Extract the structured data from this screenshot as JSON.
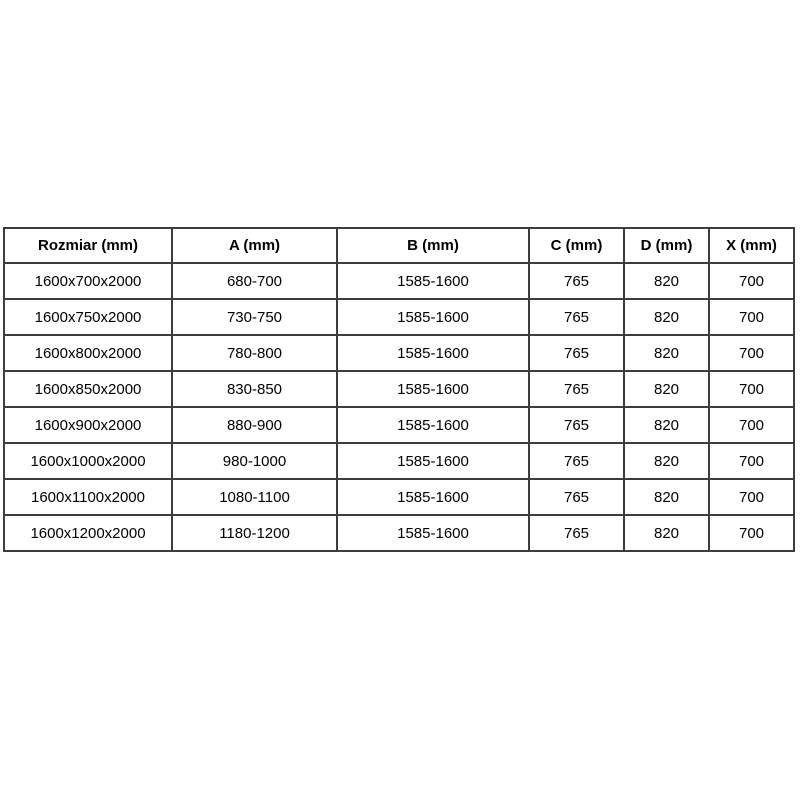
{
  "chart_data": {
    "type": "table",
    "columns": [
      "Rozmiar (mm)",
      "A (mm)",
      "B (mm)",
      "C (mm)",
      "D (mm)",
      "X (mm)"
    ],
    "rows": [
      [
        "1600x700x2000",
        "680-700",
        "1585-1600",
        "765",
        "820",
        "700"
      ],
      [
        "1600x750x2000",
        "730-750",
        "1585-1600",
        "765",
        "820",
        "700"
      ],
      [
        "1600x800x2000",
        "780-800",
        "1585-1600",
        "765",
        "820",
        "700"
      ],
      [
        "1600x850x2000",
        "830-850",
        "1585-1600",
        "765",
        "820",
        "700"
      ],
      [
        "1600x900x2000",
        "880-900",
        "1585-1600",
        "765",
        "820",
        "700"
      ],
      [
        "1600x1000x2000",
        "980-1000",
        "1585-1600",
        "765",
        "820",
        "700"
      ],
      [
        "1600x1100x2000",
        "1080-1100",
        "1585-1600",
        "765",
        "820",
        "700"
      ],
      [
        "1600x1200x2000",
        "1180-1200",
        "1585-1600",
        "765",
        "820",
        "700"
      ]
    ],
    "layout": {
      "grid": true,
      "header_bold": true
    }
  },
  "style": {
    "border_color": "#3d3d3d",
    "text_color": "#000000",
    "background": "#ffffff"
  }
}
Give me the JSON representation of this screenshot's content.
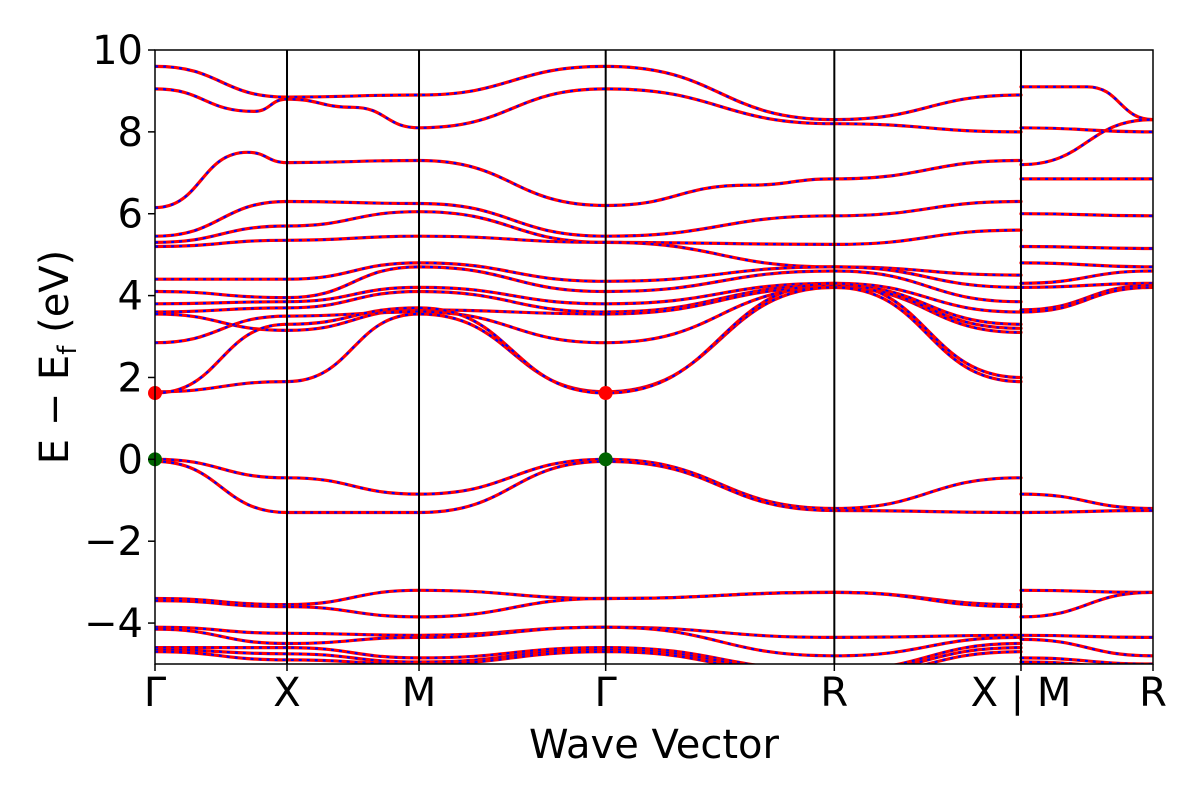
{
  "chart_data": {
    "type": "line",
    "title": "",
    "xlabel": "Wave Vector",
    "ylabel": "E − E",
    "ylabel_sub": "f",
    "ylabel_unit": " (eV)",
    "ylim": [
      -5,
      10
    ],
    "yticks": [
      -4,
      -2,
      0,
      2,
      4,
      6,
      8,
      10
    ],
    "ytick_labels": [
      "−4",
      "−2",
      "0",
      "2",
      "4",
      "6",
      "8",
      "10"
    ],
    "kpoint_labels": [
      "Γ",
      "X",
      "M",
      "Γ",
      "R",
      "X | M",
      "R"
    ],
    "kpoint_positions": [
      0,
      1,
      2,
      3.414,
      5.146,
      6.56,
      7.56
    ],
    "xlim": [
      0,
      7.56
    ],
    "grid": false,
    "legend": "none",
    "colors": {
      "band_primary": "#ff0000",
      "band_secondary": "#0000ff",
      "vbm_marker": "#006400",
      "cbm_marker": "#ff0000",
      "axis": "#000000"
    },
    "series": [
      {
        "points": [
          [
            0,
            9.6
          ],
          [
            1,
            8.85
          ],
          [
            2,
            8.9
          ],
          [
            3.414,
            9.6
          ],
          [
            5.146,
            8.3
          ],
          [
            6.56,
            8.9
          ]
        ]
      },
      {
        "points": [
          [
            6.56,
            9.1
          ],
          [
            7.06,
            9.1
          ],
          [
            7.56,
            8.3
          ]
        ]
      },
      {
        "points": [
          [
            0,
            9.05
          ],
          [
            0.75,
            8.5
          ],
          [
            1,
            8.8
          ],
          [
            1.5,
            8.6
          ],
          [
            2,
            8.1
          ],
          [
            3.414,
            9.05
          ],
          [
            5.146,
            8.2
          ],
          [
            6.56,
            8.0
          ]
        ]
      },
      {
        "points": [
          [
            6.56,
            8.1
          ],
          [
            7.56,
            8.0
          ]
        ]
      },
      {
        "points": [
          [
            0,
            6.15
          ],
          [
            0.7,
            7.5
          ],
          [
            1,
            7.25
          ],
          [
            2,
            7.3
          ],
          [
            3.414,
            6.2
          ],
          [
            4.5,
            6.7
          ],
          [
            5.146,
            6.85
          ],
          [
            6.56,
            7.3
          ]
        ]
      },
      {
        "points": [
          [
            6.56,
            7.2
          ],
          [
            7.56,
            8.3
          ]
        ]
      },
      {
        "points": [
          [
            0,
            5.45
          ],
          [
            1,
            6.3
          ],
          [
            2,
            6.25
          ],
          [
            3.414,
            5.45
          ],
          [
            5.146,
            5.95
          ],
          [
            6.56,
            6.3
          ]
        ]
      },
      {
        "points": [
          [
            6.56,
            6.85
          ],
          [
            7.56,
            6.85
          ]
        ]
      },
      {
        "points": [
          [
            0,
            5.3
          ],
          [
            1,
            5.7
          ],
          [
            2,
            6.05
          ],
          [
            3.414,
            5.3
          ],
          [
            5.146,
            5.25
          ],
          [
            6.56,
            5.6
          ]
        ]
      },
      {
        "points": [
          [
            6.56,
            6.0
          ],
          [
            7.56,
            5.95
          ]
        ]
      },
      {
        "points": [
          [
            0,
            5.2
          ],
          [
            1,
            5.35
          ],
          [
            2,
            5.45
          ],
          [
            3.414,
            5.3
          ],
          [
            5.146,
            4.7
          ],
          [
            6.56,
            4.5
          ]
        ]
      },
      {
        "points": [
          [
            6.56,
            5.2
          ],
          [
            7.56,
            5.15
          ]
        ]
      },
      {
        "points": [
          [
            0,
            4.4
          ],
          [
            1,
            4.4
          ],
          [
            2,
            4.8
          ],
          [
            3.414,
            4.35
          ],
          [
            5.146,
            4.7
          ],
          [
            6.56,
            4.2
          ]
        ]
      },
      {
        "points": [
          [
            6.56,
            4.8
          ],
          [
            7.56,
            4.7
          ]
        ]
      },
      {
        "points": [
          [
            0,
            4.1
          ],
          [
            1,
            3.95
          ],
          [
            2,
            4.7
          ],
          [
            3.414,
            4.1
          ],
          [
            5.146,
            4.6
          ],
          [
            6.56,
            3.85
          ]
        ]
      },
      {
        "points": [
          [
            6.56,
            4.3
          ],
          [
            7.56,
            4.6
          ]
        ]
      },
      {
        "points": [
          [
            0,
            3.8
          ],
          [
            1,
            3.85
          ],
          [
            2,
            4.2
          ],
          [
            3.414,
            3.8
          ],
          [
            5.146,
            4.3
          ],
          [
            6.56,
            3.6
          ]
        ]
      },
      {
        "points": [
          [
            6.56,
            4.2
          ],
          [
            7.56,
            4.3
          ]
        ]
      },
      {
        "points": [
          [
            0,
            3.6
          ],
          [
            1,
            3.7
          ],
          [
            2,
            4.1
          ],
          [
            3.414,
            3.6
          ],
          [
            5.146,
            4.25
          ],
          [
            6.56,
            3.3
          ]
        ]
      },
      {
        "points": [
          [
            6.56,
            3.65
          ],
          [
            7.56,
            4.25
          ]
        ]
      },
      {
        "points": [
          [
            0,
            3.55
          ],
          [
            1,
            3.15
          ],
          [
            2,
            3.65
          ],
          [
            3.414,
            3.55
          ],
          [
            5.146,
            4.2
          ],
          [
            6.56,
            3.1
          ]
        ]
      },
      {
        "points": [
          [
            6.56,
            3.6
          ],
          [
            7.56,
            4.2
          ]
        ]
      },
      {
        "points": [
          [
            0,
            2.85
          ],
          [
            1,
            3.5
          ],
          [
            2,
            3.6
          ],
          [
            3.414,
            2.85
          ],
          [
            5.146,
            4.2
          ],
          [
            6.56,
            3.2
          ]
        ]
      },
      {
        "points": [
          [
            0,
            1.65
          ],
          [
            1,
            1.9
          ],
          [
            2,
            3.55
          ],
          [
            3.414,
            1.65
          ],
          [
            5.146,
            4.2
          ],
          [
            6.56,
            1.9
          ]
        ]
      },
      {
        "points": [
          [
            0,
            1.62
          ],
          [
            1,
            3.3
          ],
          [
            2,
            3.7
          ],
          [
            3.414,
            1.62
          ],
          [
            5.146,
            4.3
          ],
          [
            6.56,
            2.0
          ]
        ]
      },
      {
        "points": [
          [
            0,
            0.0
          ],
          [
            1,
            -0.45
          ],
          [
            2,
            -0.85
          ],
          [
            3.414,
            0.0
          ],
          [
            5.146,
            -1.2
          ],
          [
            6.56,
            -0.45
          ]
        ]
      },
      {
        "points": [
          [
            6.56,
            -0.85
          ],
          [
            7.56,
            -1.2
          ]
        ]
      },
      {
        "points": [
          [
            0,
            -0.05
          ],
          [
            1,
            -1.3
          ],
          [
            2,
            -1.3
          ],
          [
            3.414,
            -0.05
          ],
          [
            5.146,
            -1.25
          ],
          [
            6.56,
            -1.3
          ]
        ]
      },
      {
        "points": [
          [
            6.56,
            -1.3
          ],
          [
            7.56,
            -1.25
          ]
        ]
      },
      {
        "points": [
          [
            0,
            -3.4
          ],
          [
            1,
            -3.55
          ],
          [
            2,
            -3.2
          ],
          [
            3.414,
            -3.4
          ],
          [
            5.146,
            -3.25
          ],
          [
            6.56,
            -3.55
          ]
        ]
      },
      {
        "points": [
          [
            6.56,
            -3.2
          ],
          [
            7.56,
            -3.25
          ]
        ]
      },
      {
        "points": [
          [
            0,
            -3.45
          ],
          [
            1,
            -3.6
          ],
          [
            2,
            -3.85
          ],
          [
            3.414,
            -3.4
          ],
          [
            5.146,
            -3.25
          ],
          [
            6.56,
            -3.6
          ]
        ]
      },
      {
        "points": [
          [
            6.56,
            -3.85
          ],
          [
            7.56,
            -3.25
          ]
        ]
      },
      {
        "points": [
          [
            0,
            -4.1
          ],
          [
            1,
            -4.25
          ],
          [
            2,
            -4.3
          ],
          [
            3.414,
            -4.1
          ],
          [
            5.146,
            -4.35
          ],
          [
            6.56,
            -4.3
          ]
        ]
      },
      {
        "points": [
          [
            6.56,
            -4.3
          ],
          [
            7.56,
            -4.35
          ]
        ]
      },
      {
        "points": [
          [
            0,
            -4.15
          ],
          [
            1,
            -4.5
          ],
          [
            2,
            -4.35
          ],
          [
            3.414,
            -4.1
          ],
          [
            5.146,
            -4.8
          ],
          [
            6.56,
            -4.35
          ]
        ]
      },
      {
        "points": [
          [
            6.56,
            -4.4
          ],
          [
            7.56,
            -4.8
          ]
        ]
      },
      {
        "points": [
          [
            0,
            -4.6
          ],
          [
            1,
            -4.6
          ],
          [
            2,
            -4.85
          ],
          [
            3.414,
            -4.6
          ],
          [
            5.146,
            -5.15
          ],
          [
            6.56,
            -4.5
          ]
        ]
      },
      {
        "points": [
          [
            6.56,
            -4.85
          ],
          [
            7.56,
            -5.0
          ]
        ]
      },
      {
        "points": [
          [
            0,
            -4.65
          ],
          [
            1,
            -4.75
          ],
          [
            2,
            -4.95
          ],
          [
            3.414,
            -4.65
          ],
          [
            5.146,
            -5.2
          ],
          [
            6.56,
            -4.6
          ]
        ]
      },
      {
        "points": [
          [
            6.56,
            -4.95
          ],
          [
            7.56,
            -5.1
          ]
        ]
      },
      {
        "points": [
          [
            0,
            -4.7
          ],
          [
            1,
            -4.9
          ],
          [
            2,
            -5.0
          ],
          [
            3.414,
            -4.7
          ],
          [
            5.146,
            -5.3
          ],
          [
            6.56,
            -4.7
          ]
        ]
      }
    ],
    "markers": [
      {
        "x": 0,
        "y": 1.62,
        "color": "#ff0000"
      },
      {
        "x": 3.414,
        "y": 1.62,
        "color": "#ff0000"
      },
      {
        "x": 0,
        "y": 0.0,
        "color": "#006400"
      },
      {
        "x": 3.414,
        "y": 0.0,
        "color": "#006400"
      }
    ]
  }
}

=====

• **THE REQUEST**: In the records above, tally the lines where the word "JSON" appears, and give the number and nothing else.

• **COMPLETED TASK**: 2